Your goal >> Entries follow. Set all of them down as they stand.

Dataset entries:

* START *

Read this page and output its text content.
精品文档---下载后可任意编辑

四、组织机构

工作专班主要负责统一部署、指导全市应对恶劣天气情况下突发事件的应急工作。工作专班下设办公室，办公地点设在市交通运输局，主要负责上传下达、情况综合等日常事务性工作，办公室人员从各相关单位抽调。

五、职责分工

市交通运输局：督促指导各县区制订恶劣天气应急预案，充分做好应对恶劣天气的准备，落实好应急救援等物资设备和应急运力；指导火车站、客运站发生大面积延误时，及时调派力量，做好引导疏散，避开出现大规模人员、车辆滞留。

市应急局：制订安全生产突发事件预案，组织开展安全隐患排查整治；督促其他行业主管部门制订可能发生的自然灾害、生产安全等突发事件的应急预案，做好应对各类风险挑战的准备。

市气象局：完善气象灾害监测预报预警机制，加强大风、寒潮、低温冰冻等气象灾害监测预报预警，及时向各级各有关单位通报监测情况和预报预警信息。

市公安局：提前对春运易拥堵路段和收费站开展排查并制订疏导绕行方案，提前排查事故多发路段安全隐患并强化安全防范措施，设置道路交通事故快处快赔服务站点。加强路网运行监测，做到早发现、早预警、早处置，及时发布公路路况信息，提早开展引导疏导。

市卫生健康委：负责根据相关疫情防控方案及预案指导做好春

* END *

Full output >>
Read this page and output its text content.
精品文档---下载后可任意编辑

四、组织机构

工作专班主要负责统一部署、指导全市应对恶劣天气情况下突发事件的应急工作。工作专班下设办公室，办公地点设在市交通运输局，主要负责上传下达、情况综合等日常事务性工作，办公室人员从各相关单位抽调。

五、职责分工

市交通运输局：督促指导各县区制订恶劣天气应急预案，充分做好应对恶劣天气的准备，落实好应急救援等物资设备和应急运力；指导火车站、客运站发生大面积延误时，及时调派力量，做好引导疏散，避开出现大规模人员、车辆滞留。

市应急局：制订安全生产突发事件预案，组织开展安全隐患排查整治；督促其他行业主管部门制订可能发生的自然灾害、生产安全等突发事件的应急预案，做好应对各类风险挑战的准备。

市气象局：完善气象灾害监测预报预警机制，加强大风、寒潮、低温冰冻等气象灾害监测预报预警，及时向各级各有关单位通报监测情况和预报预警信息。

市公安局：提前对春运易拥堵路段和收费站开展排查并制订疏导绕行方案，提前排查事故多发路段安全隐患并强化安全防范措施，设置道路交通事故快处快赔服务站点。加强路网运行监测，做到早发现、早预警、早处置，及时发布公路路况信息，提早开展引导疏导。

市卫生健康委：负责根据相关疫情防控方案及预案指导做好春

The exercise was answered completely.